### Chart and figure data
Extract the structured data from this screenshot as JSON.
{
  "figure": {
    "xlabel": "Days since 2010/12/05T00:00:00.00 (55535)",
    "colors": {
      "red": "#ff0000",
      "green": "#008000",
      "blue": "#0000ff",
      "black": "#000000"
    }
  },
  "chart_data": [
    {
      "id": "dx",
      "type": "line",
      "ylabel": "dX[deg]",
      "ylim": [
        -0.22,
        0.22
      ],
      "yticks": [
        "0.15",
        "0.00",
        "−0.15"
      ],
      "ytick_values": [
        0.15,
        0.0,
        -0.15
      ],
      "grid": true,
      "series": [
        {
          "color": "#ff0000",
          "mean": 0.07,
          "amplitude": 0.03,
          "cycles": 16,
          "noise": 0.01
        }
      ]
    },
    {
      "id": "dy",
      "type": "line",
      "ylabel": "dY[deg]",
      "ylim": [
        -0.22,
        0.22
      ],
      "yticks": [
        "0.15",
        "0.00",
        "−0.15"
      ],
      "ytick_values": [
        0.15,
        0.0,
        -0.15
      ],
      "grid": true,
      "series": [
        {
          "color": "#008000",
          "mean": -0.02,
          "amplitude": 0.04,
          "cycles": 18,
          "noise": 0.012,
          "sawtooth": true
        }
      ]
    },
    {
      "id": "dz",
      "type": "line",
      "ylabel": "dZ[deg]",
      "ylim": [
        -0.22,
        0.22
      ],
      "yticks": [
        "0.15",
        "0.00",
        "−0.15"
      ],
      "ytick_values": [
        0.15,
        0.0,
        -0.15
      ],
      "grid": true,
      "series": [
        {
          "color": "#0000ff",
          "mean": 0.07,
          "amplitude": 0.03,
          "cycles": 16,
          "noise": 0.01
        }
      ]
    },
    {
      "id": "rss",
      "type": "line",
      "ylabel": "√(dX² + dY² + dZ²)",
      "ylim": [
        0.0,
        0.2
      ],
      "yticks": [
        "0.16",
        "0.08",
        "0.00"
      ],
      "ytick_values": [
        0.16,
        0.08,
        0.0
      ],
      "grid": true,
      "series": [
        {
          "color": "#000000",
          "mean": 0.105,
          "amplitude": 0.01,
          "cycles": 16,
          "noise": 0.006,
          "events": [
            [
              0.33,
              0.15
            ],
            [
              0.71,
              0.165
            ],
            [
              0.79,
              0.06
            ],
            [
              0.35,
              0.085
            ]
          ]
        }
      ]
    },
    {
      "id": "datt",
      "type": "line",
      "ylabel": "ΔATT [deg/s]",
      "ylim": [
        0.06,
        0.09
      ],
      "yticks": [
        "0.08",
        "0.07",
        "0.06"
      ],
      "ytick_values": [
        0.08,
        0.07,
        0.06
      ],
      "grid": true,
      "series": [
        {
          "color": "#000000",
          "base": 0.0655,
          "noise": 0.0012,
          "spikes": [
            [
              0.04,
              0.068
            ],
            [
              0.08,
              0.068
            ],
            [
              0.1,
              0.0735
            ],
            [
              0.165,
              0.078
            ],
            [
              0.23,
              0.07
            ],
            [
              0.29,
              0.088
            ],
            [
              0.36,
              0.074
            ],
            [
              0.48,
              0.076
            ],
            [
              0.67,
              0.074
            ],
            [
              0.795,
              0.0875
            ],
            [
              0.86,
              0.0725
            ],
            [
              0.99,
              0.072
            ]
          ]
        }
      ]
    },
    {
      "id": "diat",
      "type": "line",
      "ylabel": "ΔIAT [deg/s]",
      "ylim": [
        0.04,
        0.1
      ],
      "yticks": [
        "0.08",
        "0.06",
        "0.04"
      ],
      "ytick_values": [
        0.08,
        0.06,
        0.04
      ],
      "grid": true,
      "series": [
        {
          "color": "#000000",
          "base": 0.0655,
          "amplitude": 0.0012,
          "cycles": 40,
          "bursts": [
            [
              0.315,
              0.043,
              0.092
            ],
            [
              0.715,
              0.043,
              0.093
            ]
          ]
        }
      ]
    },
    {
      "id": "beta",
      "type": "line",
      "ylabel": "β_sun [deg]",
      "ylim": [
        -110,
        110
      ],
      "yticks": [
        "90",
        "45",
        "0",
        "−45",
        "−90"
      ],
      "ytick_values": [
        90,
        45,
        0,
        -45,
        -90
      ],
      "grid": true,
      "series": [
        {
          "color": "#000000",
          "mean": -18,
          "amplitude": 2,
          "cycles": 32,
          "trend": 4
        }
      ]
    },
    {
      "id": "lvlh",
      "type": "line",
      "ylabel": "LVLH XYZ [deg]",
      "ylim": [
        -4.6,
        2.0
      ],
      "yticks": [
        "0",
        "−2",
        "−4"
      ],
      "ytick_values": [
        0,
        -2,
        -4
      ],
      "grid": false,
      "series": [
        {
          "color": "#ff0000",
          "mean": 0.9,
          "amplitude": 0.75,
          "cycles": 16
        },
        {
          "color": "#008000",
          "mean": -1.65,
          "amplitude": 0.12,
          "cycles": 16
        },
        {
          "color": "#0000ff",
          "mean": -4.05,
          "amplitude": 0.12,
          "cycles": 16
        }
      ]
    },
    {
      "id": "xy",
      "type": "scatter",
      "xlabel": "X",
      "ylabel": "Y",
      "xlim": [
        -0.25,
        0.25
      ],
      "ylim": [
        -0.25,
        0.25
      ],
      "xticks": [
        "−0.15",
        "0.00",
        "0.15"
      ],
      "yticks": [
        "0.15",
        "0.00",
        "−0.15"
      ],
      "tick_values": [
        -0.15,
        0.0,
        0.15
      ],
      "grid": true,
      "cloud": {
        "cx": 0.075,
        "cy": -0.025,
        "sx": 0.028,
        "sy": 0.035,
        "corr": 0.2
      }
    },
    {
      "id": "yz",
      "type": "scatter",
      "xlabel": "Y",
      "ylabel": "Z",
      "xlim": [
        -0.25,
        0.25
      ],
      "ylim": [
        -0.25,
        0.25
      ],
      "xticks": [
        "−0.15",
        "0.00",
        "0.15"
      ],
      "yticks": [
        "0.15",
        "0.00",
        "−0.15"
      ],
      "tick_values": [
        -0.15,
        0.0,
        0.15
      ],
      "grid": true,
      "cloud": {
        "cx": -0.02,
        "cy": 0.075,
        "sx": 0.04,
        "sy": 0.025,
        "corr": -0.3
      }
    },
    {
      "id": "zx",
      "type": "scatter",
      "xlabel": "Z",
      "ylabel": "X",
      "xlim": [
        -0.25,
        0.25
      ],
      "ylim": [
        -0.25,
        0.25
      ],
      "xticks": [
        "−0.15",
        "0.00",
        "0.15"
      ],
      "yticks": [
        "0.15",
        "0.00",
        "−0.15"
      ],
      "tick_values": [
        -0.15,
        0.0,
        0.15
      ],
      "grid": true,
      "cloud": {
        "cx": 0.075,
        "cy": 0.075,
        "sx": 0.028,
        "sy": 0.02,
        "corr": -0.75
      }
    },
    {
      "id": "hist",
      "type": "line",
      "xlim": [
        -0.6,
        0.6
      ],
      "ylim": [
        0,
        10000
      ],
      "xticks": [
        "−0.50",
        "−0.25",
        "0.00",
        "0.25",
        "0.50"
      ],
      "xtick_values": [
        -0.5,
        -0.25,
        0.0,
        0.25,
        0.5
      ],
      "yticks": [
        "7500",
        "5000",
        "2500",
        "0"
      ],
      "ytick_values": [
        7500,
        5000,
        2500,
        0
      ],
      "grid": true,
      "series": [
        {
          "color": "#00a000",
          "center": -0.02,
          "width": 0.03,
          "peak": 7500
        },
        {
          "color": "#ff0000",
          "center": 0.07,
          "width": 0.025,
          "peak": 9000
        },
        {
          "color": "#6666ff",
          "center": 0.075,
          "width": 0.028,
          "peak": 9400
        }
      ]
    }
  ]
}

### WHAT NEEDS TO BE DONE
What do the records say? Quote them all exactly.

### RESULT OF THE TASK
Extract the structured data from this screenshot as JSON.
{
  "figure": {
    "xlabel": "Days since 2010/12/05T00:00:00.00 (55535)",
    "colors": {
      "red": "#ff0000",
      "green": "#008000",
      "blue": "#0000ff",
      "black": "#000000"
    }
  },
  "chart_data": [
    {
      "id": "dx",
      "type": "line",
      "ylabel": "dX[deg]",
      "ylim": [
        -0.22,
        0.22
      ],
      "yticks": [
        "0.15",
        "0.00",
        "−0.15"
      ],
      "ytick_values": [
        0.15,
        0.0,
        -0.15
      ],
      "grid": true,
      "series": [
        {
          "color": "#ff0000",
          "mean": 0.07,
          "amplitude": 0.03,
          "cycles": 16,
          "noise": 0.01
        }
      ]
    },
    {
      "id": "dy",
      "type": "line",
      "ylabel": "dY[deg]",
      "ylim": [
        -0.22,
        0.22
      ],
      "yticks": [
        "0.15",
        "0.00",
        "−0.15"
      ],
      "ytick_values": [
        0.15,
        0.0,
        -0.15
      ],
      "grid": true,
      "series": [
        {
          "color": "#008000",
          "mean": -0.02,
          "amplitude": 0.04,
          "cycles": 18,
          "noise": 0.012,
          "sawtooth": true
        }
      ]
    },
    {
      "id": "dz",
      "type": "line",
      "ylabel": "dZ[deg]",
      "ylim": [
        -0.22,
        0.22
      ],
      "yticks": [
        "0.15",
        "0.00",
        "−0.15"
      ],
      "ytick_values": [
        0.15,
        0.0,
        -0.15
      ],
      "grid": true,
      "series": [
        {
          "color": "#0000ff",
          "mean": 0.07,
          "amplitude": 0.03,
          "cycles": 16,
          "noise": 0.01
        }
      ]
    },
    {
      "id": "rss",
      "type": "line",
      "ylabel": "√(dX² + dY² + dZ²)",
      "ylim": [
        0.0,
        0.2
      ],
      "yticks": [
        "0.16",
        "0.08",
        "0.00"
      ],
      "ytick_values": [
        0.16,
        0.08,
        0.0
      ],
      "grid": true,
      "series": [
        {
          "color": "#000000",
          "mean": 0.105,
          "amplitude": 0.01,
          "cycles": 16,
          "noise": 0.006,
          "events": [
            [
              0.33,
              0.15
            ],
            [
              0.71,
              0.165
            ],
            [
              0.79,
              0.06
            ],
            [
              0.35,
              0.085
            ]
          ]
        }
      ]
    },
    {
      "id": "datt",
      "type": "line",
      "ylabel": "ΔATT [deg/s]",
      "ylim": [
        0.06,
        0.09
      ],
      "yticks": [
        "0.08",
        "0.07",
        "0.06"
      ],
      "ytick_values": [
        0.08,
        0.07,
        0.06
      ],
      "grid": true,
      "series": [
        {
          "color": "#000000",
          "base": 0.0655,
          "noise": 0.0012,
          "spikes": [
            [
              0.04,
              0.068
            ],
            [
              0.08,
              0.068
            ],
            [
              0.1,
              0.0735
            ],
            [
              0.165,
              0.078
            ],
            [
              0.23,
              0.07
            ],
            [
              0.29,
              0.088
            ],
            [
              0.36,
              0.074
            ],
            [
              0.48,
              0.076
            ],
            [
              0.67,
              0.074
            ],
            [
              0.795,
              0.0875
            ],
            [
              0.86,
              0.0725
            ],
            [
              0.99,
              0.072
            ]
          ]
        }
      ]
    },
    {
      "id": "diat",
      "type": "line",
      "ylabel": "ΔIAT [deg/s]",
      "ylim": [
        0.04,
        0.1
      ],
      "yticks": [
        "0.08",
        "0.06",
        "0.04"
      ],
      "ytick_values": [
        0.08,
        0.06,
        0.04
      ],
      "grid": true,
      "series": [
        {
          "color": "#000000",
          "base": 0.0655,
          "amplitude": 0.0012,
          "cycles": 40,
          "bursts": [
            [
              0.315,
              0.043,
              0.092
            ],
            [
              0.715,
              0.043,
              0.093
            ]
          ]
        }
      ]
    },
    {
      "id": "beta",
      "type": "line",
      "ylabel": "β_sun [deg]",
      "ylim": [
        -110,
        110
      ],
      "yticks": [
        "90",
        "45",
        "0",
        "−45",
        "−90"
      ],
      "ytick_values": [
        90,
        45,
        0,
        -45,
        -90
      ],
      "grid": true,
      "series": [
        {
          "color": "#000000",
          "mean": -18,
          "amplitude": 2,
          "cycles": 32,
          "trend": 4
        }
      ]
    },
    {
      "id": "lvlh",
      "type": "line",
      "ylabel": "LVLH XYZ [deg]",
      "ylim": [
        -4.6,
        2.0
      ],
      "yticks": [
        "0",
        "−2",
        "−4"
      ],
      "ytick_values": [
        0,
        -2,
        -4
      ],
      "grid": false,
      "series": [
        {
          "color": "#ff0000",
          "mean": 0.9,
          "amplitude": 0.75,
          "cycles": 16
        },
        {
          "color": "#008000",
          "mean": -1.65,
          "amplitude": 0.12,
          "cycles": 16
        },
        {
          "color": "#0000ff",
          "mean": -4.05,
          "amplitude": 0.12,
          "cycles": 16
        }
      ]
    },
    {
      "id": "xy",
      "type": "scatter",
      "xlabel": "X",
      "ylabel": "Y",
      "xlim": [
        -0.25,
        0.25
      ],
      "ylim": [
        -0.25,
        0.25
      ],
      "xticks": [
        "−0.15",
        "0.00",
        "0.15"
      ],
      "yticks": [
        "0.15",
        "0.00",
        "−0.15"
      ],
      "tick_values": [
        -0.15,
        0.0,
        0.15
      ],
      "grid": true,
      "cloud": {
        "cx": 0.075,
        "cy": -0.025,
        "sx": 0.028,
        "sy": 0.035,
        "corr": 0.2
      }
    },
    {
      "id": "yz",
      "type": "scatter",
      "xlabel": "Y",
      "ylabel": "Z",
      "xlim": [
        -0.25,
        0.25
      ],
      "ylim": [
        -0.25,
        0.25
      ],
      "xticks": [
        "−0.15",
        "0.00",
        "0.15"
      ],
      "yticks": [
        "0.15",
        "0.00",
        "−0.15"
      ],
      "tick_values": [
        -0.15,
        0.0,
        0.15
      ],
      "grid": true,
      "cloud": {
        "cx": -0.02,
        "cy": 0.075,
        "sx": 0.04,
        "sy": 0.025,
        "corr": -0.3
      }
    },
    {
      "id": "zx",
      "type": "scatter",
      "xlabel": "Z",
      "ylabel": "X",
      "xlim": [
        -0.25,
        0.25
      ],
      "ylim": [
        -0.25,
        0.25
      ],
      "xticks": [
        "−0.15",
        "0.00",
        "0.15"
      ],
      "yticks": [
        "0.15",
        "0.00",
        "−0.15"
      ],
      "tick_values": [
        -0.15,
        0.0,
        0.15
      ],
      "grid": true,
      "cloud": {
        "cx": 0.075,
        "cy": 0.075,
        "sx": 0.028,
        "sy": 0.02,
        "corr": -0.75
      }
    },
    {
      "id": "hist",
      "type": "line",
      "xlim": [
        -0.6,
        0.6
      ],
      "ylim": [
        0,
        10000
      ],
      "xticks": [
        "−0.50",
        "−0.25",
        "0.00",
        "0.25",
        "0.50"
      ],
      "xtick_values": [
        -0.5,
        -0.25,
        0.0,
        0.25,
        0.5
      ],
      "yticks": [
        "7500",
        "5000",
        "2500",
        "0"
      ],
      "ytick_values": [
        7500,
        5000,
        2500,
        0
      ],
      "grid": true,
      "series": [
        {
          "color": "#00a000",
          "center": -0.02,
          "width": 0.03,
          "peak": 7500
        },
        {
          "color": "#ff0000",
          "center": 0.07,
          "width": 0.025,
          "peak": 9000
        },
        {
          "color": "#6666ff",
          "center": 0.075,
          "width": 0.028,
          "peak": 9400
        }
      ]
    }
  ]
}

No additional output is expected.